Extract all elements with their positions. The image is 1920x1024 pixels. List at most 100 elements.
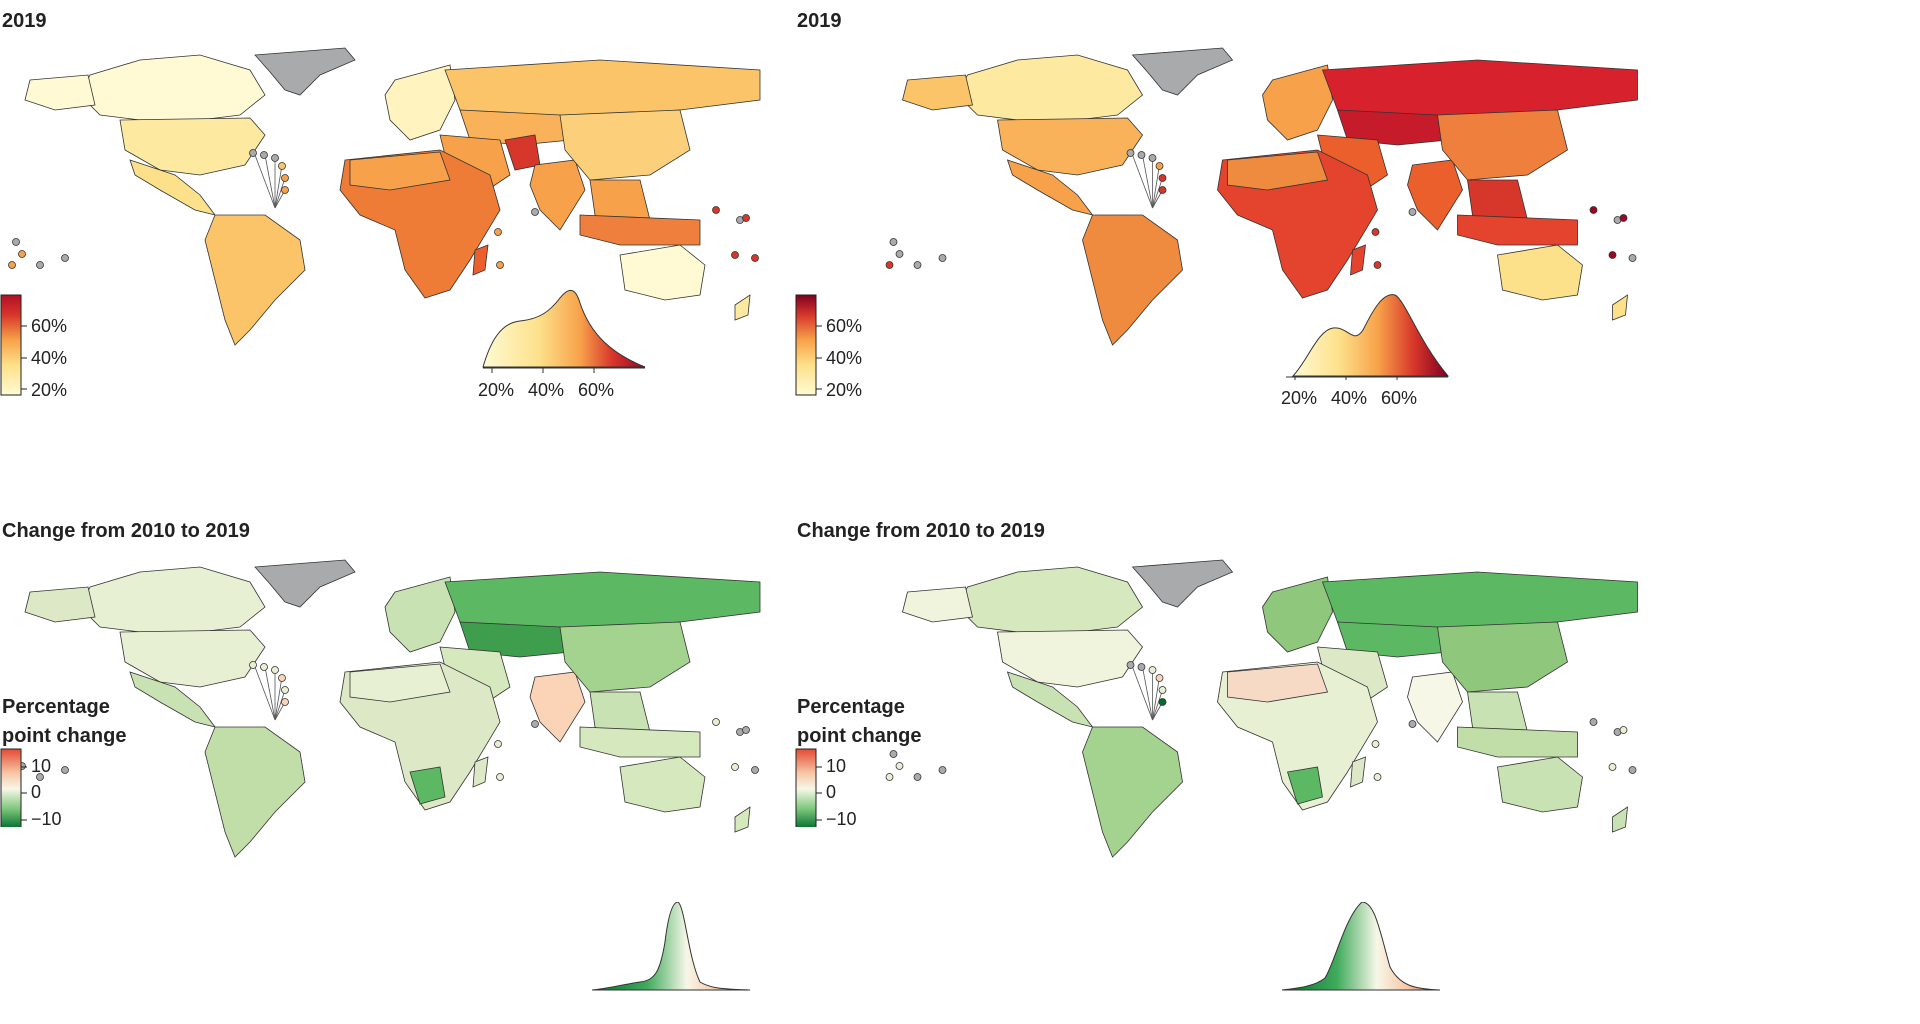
central-asia (1336, 109, 1449, 146)
greenland (254, 559, 356, 608)
new-zealand (1612, 806, 1628, 833)
canada (79, 54, 266, 121)
legend-title-line: Percentage (2, 696, 110, 718)
north-africa (349, 663, 451, 703)
island-markers (8, 149, 759, 269)
new-zealand (1612, 294, 1628, 321)
legend-title: Percentage point change (797, 693, 921, 751)
scale-tick-label: 40% (826, 348, 863, 368)
world-map (8, 559, 761, 858)
color-scale-legend (0, 748, 27, 827)
alaska (902, 586, 973, 623)
panel-title: 2019 (797, 10, 842, 32)
alaska (902, 74, 973, 111)
mexico (1006, 159, 1094, 216)
density-tick-label: 20% (478, 380, 515, 400)
density-tick-label: 60% (1381, 388, 1418, 408)
south-asia (529, 159, 586, 231)
greenland (1131, 559, 1234, 608)
madagascar (472, 244, 489, 276)
russia (444, 571, 761, 633)
greenland (254, 47, 356, 96)
china (559, 621, 691, 693)
europe (384, 64, 456, 141)
alaska (24, 586, 96, 623)
usa (119, 629, 266, 688)
new-zealand (734, 294, 751, 321)
legend-title: Percentage point change (2, 693, 126, 751)
density-tick-label: 60% (578, 380, 615, 400)
color-scale-legend (795, 294, 822, 396)
russia (1321, 59, 1638, 121)
scale-tick-label: 0 (826, 782, 837, 802)
russia (1321, 571, 1638, 633)
australia (619, 756, 706, 813)
map-panel-bottom-left: Change from 2010 to 2019 (0, 512, 960, 1024)
scale-tick-label: −10 (31, 809, 62, 829)
russia (444, 59, 761, 121)
map-panel-top-left: 2019 (0, 0, 960, 512)
central-asia (1336, 621, 1449, 658)
china (559, 109, 691, 181)
indonesia (1457, 726, 1578, 758)
scale-tick-label: −10 (826, 809, 857, 829)
map-panel-bottom-right: Change from 2010 to 2019 (795, 512, 1920, 1024)
caribbean-callout (254, 154, 286, 209)
mexico (1006, 671, 1094, 728)
panel-title: Change from 2010 to 2019 (2, 520, 250, 542)
island-markers (885, 149, 1637, 269)
density-tick-label: 20% (1281, 388, 1318, 408)
canada (957, 566, 1144, 633)
scale-tick-label: 20% (31, 380, 68, 400)
caribbean-callout (1132, 154, 1163, 209)
south-asia (529, 671, 586, 743)
world-map (885, 559, 1638, 858)
mexico (129, 159, 216, 216)
legend-title-line: point change (797, 725, 922, 747)
density-tick-label: 40% (1331, 388, 1368, 408)
central-asia (459, 109, 571, 146)
map-panel-top-right: 2019 (795, 0, 1920, 512)
china (1437, 621, 1568, 693)
scale-tick-label: 10 (31, 756, 52, 776)
color-scale-legend (0, 294, 27, 396)
new-zealand (734, 806, 751, 833)
canada (79, 566, 266, 633)
south-america (204, 726, 306, 858)
indonesia (579, 214, 701, 246)
mexico (129, 671, 216, 728)
china (1437, 109, 1568, 181)
density-curve (1286, 294, 1450, 380)
madagascar (1350, 244, 1366, 276)
world-map (8, 47, 761, 346)
europe (384, 576, 456, 653)
south-america (1082, 726, 1183, 858)
scale-tick-label: 0 (31, 782, 42, 802)
color-scale-legend (795, 748, 822, 827)
north-africa (1227, 151, 1329, 191)
density-curve (591, 902, 751, 991)
greenland (1131, 47, 1234, 96)
scale-tick-label: 60% (826, 316, 863, 336)
usa (997, 117, 1144, 176)
panel-title: Change from 2010 to 2019 (797, 520, 1045, 542)
world-map (885, 47, 1638, 346)
canada (957, 54, 1144, 121)
south-asia (1407, 671, 1463, 743)
south-asia (1407, 159, 1463, 231)
density-curve (1281, 902, 1441, 991)
island-markers (885, 661, 1637, 781)
south-america (204, 214, 306, 346)
scale-tick-label: 40% (31, 348, 68, 368)
australia (619, 244, 706, 301)
europe (1262, 576, 1333, 653)
madagascar (472, 756, 489, 788)
legend-title-line: Percentage (797, 696, 905, 718)
madagascar (1350, 756, 1366, 788)
australia (1497, 756, 1583, 813)
australia (1497, 244, 1583, 301)
south-america (1082, 214, 1183, 346)
scale-tick-label: 20% (826, 380, 863, 400)
north-africa (349, 151, 451, 191)
usa (997, 629, 1144, 688)
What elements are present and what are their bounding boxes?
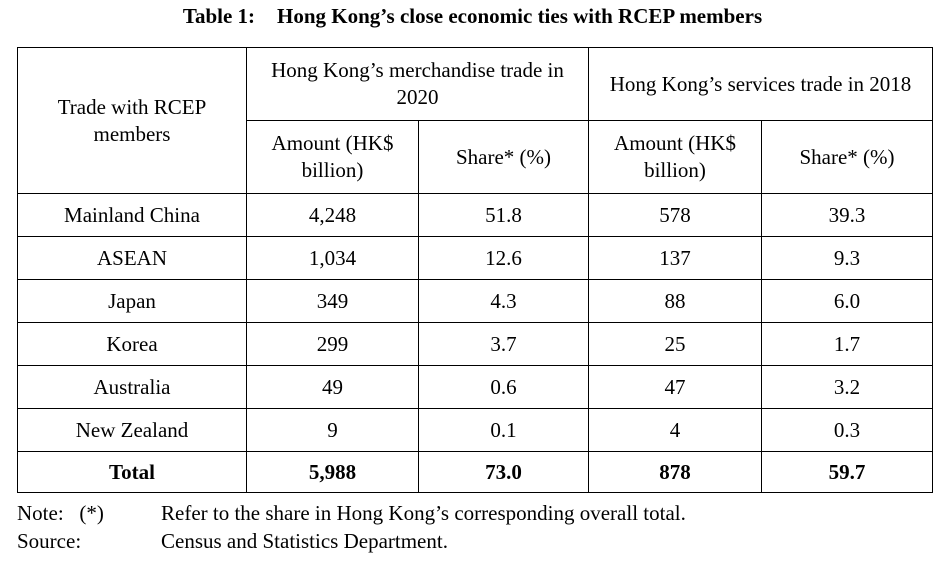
table-title: Table 1: Hong Kong’s close economic ties …: [0, 4, 945, 29]
merchandise-share: 12.6: [417, 236, 590, 280]
merchandise-share: 0.6: [417, 365, 590, 409]
row-name: Australia: [17, 365, 247, 409]
header-services-amount: Amount (HK$ billion): [588, 120, 763, 194]
header-merchandise-share: Share* (%): [417, 120, 590, 194]
merchandise-amount: 1,034: [246, 236, 419, 280]
merchandise-share: 4.3: [417, 279, 590, 323]
header-merchandise-amount: Amount (HK$ billion): [246, 120, 419, 194]
table-row: Australia 49 0.6 47 3.2: [17, 365, 934, 409]
row-name: Korea: [17, 322, 247, 366]
source-label: Source:: [17, 529, 82, 553]
services-share: 9.3: [761, 236, 934, 280]
total-merchandise-amount: 5,988: [246, 451, 419, 493]
total-row: Total 5,988 73.0 878 59.7: [17, 451, 934, 493]
table-row: Korea 299 3.7 25 1.7: [17, 322, 934, 366]
header-services-share: Share* (%): [761, 120, 934, 194]
merchandise-share: 3.7: [417, 322, 590, 366]
row-name: Mainland China: [17, 193, 247, 237]
merchandise-amount: 4,248: [246, 193, 419, 237]
source-text: Census and Statistics Department.: [161, 529, 448, 553]
table-row: New Zealand 9 0.1 4 0.3: [17, 408, 934, 452]
total-label: Total: [17, 451, 247, 493]
services-share: 0.3: [761, 408, 934, 452]
merchandise-share: 51.8: [417, 193, 590, 237]
services-amount: 578: [588, 193, 763, 237]
row-name: ASEAN: [17, 236, 247, 280]
source-line: Source: Census and Statistics Department…: [17, 527, 686, 555]
row-name: New Zealand: [17, 408, 247, 452]
table-number: Table 1:: [182, 4, 256, 28]
table-row: Mainland China 4,248 51.8 578 39.3: [17, 193, 934, 237]
note-label: Note: (*): [17, 501, 104, 525]
services-share: 3.2: [761, 365, 934, 409]
footnotes: Note: (*) Refer to the share in Hong Kon…: [17, 499, 686, 555]
row-name: Japan: [17, 279, 247, 323]
total-merchandise-share: 73.0: [417, 451, 590, 493]
services-amount: 25: [588, 322, 763, 366]
header-services-group: Hong Kong’s services trade in 2018: [588, 47, 934, 121]
services-amount: 4: [588, 408, 763, 452]
services-share: 6.0: [761, 279, 934, 323]
merchandise-share: 0.1: [417, 408, 590, 452]
services-amount: 47: [588, 365, 763, 409]
note-text: Refer to the share in Hong Kong’s corres…: [161, 501, 686, 525]
merchandise-amount: 299: [246, 322, 419, 366]
services-amount: 88: [588, 279, 763, 323]
table-title-text: Hong Kong’s close economic ties with RCE…: [277, 4, 763, 28]
trade-table: Trade with RCEP members Hong Kong’s merc…: [17, 47, 934, 493]
table-row: Japan 349 4.3 88 6.0: [17, 279, 934, 323]
merchandise-amount: 9: [246, 408, 419, 452]
note-line: Note: (*) Refer to the share in Hong Kon…: [17, 499, 686, 527]
total-services-amount: 878: [588, 451, 763, 493]
total-services-share: 59.7: [761, 451, 934, 493]
services-share: 1.7: [761, 322, 934, 366]
merchandise-amount: 49: [246, 365, 419, 409]
header-merchandise-group: Hong Kong’s merchandise trade in 2020: [245, 47, 590, 121]
services-share: 39.3: [761, 193, 934, 237]
header-row-label: Trade with RCEP members: [17, 47, 247, 194]
table-row: ASEAN 1,034 12.6 137 9.3: [17, 236, 934, 280]
merchandise-amount: 349: [246, 279, 419, 323]
services-amount: 137: [588, 236, 763, 280]
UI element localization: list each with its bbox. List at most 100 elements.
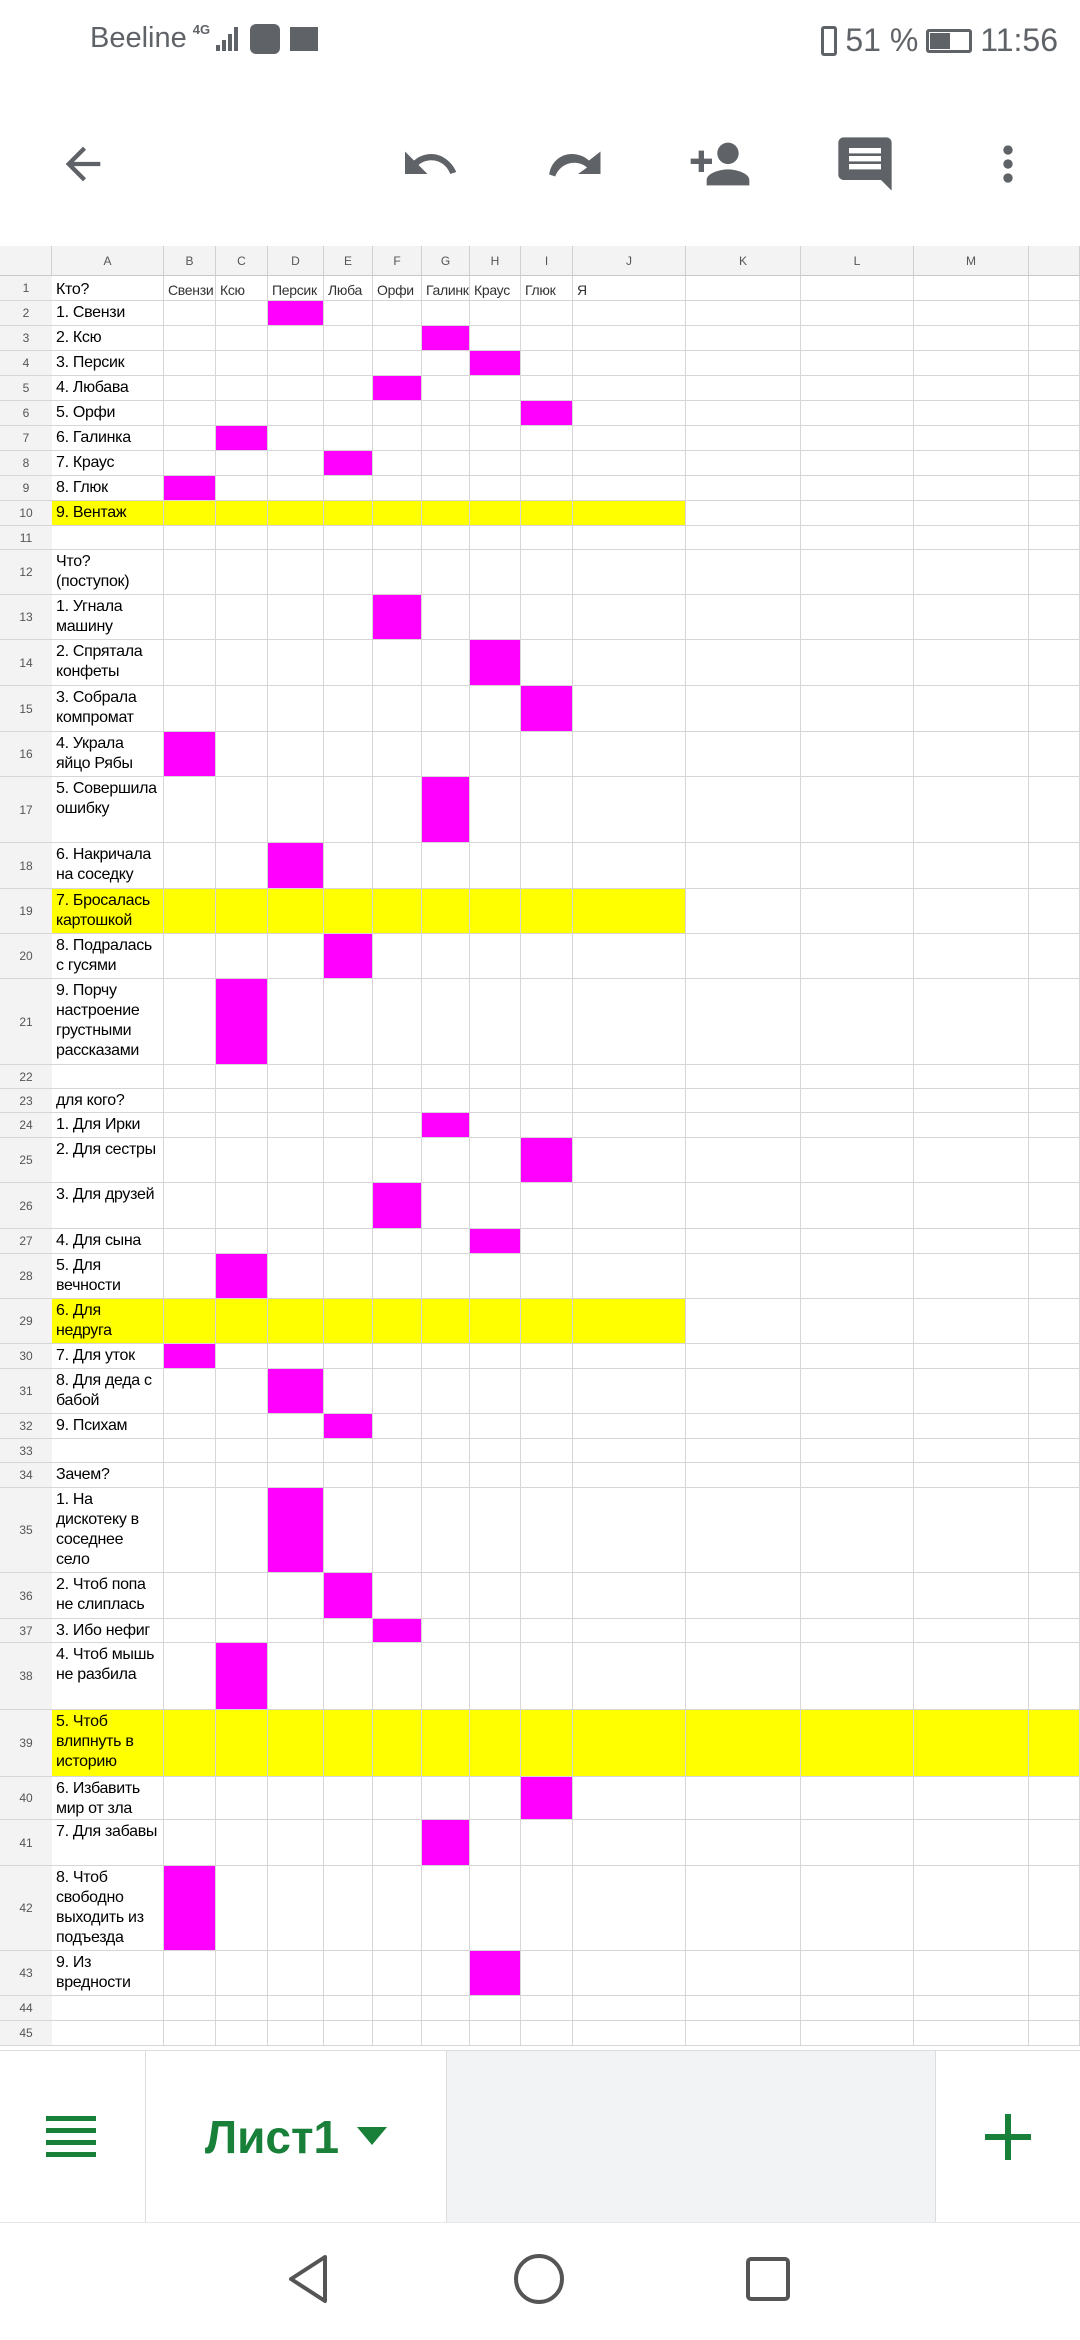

* [TASK OBJECTIVE]
Please extract every line from the entries above that contains the string "right", matching case exactly.

* [EXERCISE RESPONSE]
map-panel-bottom-right: Change from 2010 to 2019 (795, 512, 1920, 1024)
map-panel-top-right: 2019 (795, 0, 1920, 512)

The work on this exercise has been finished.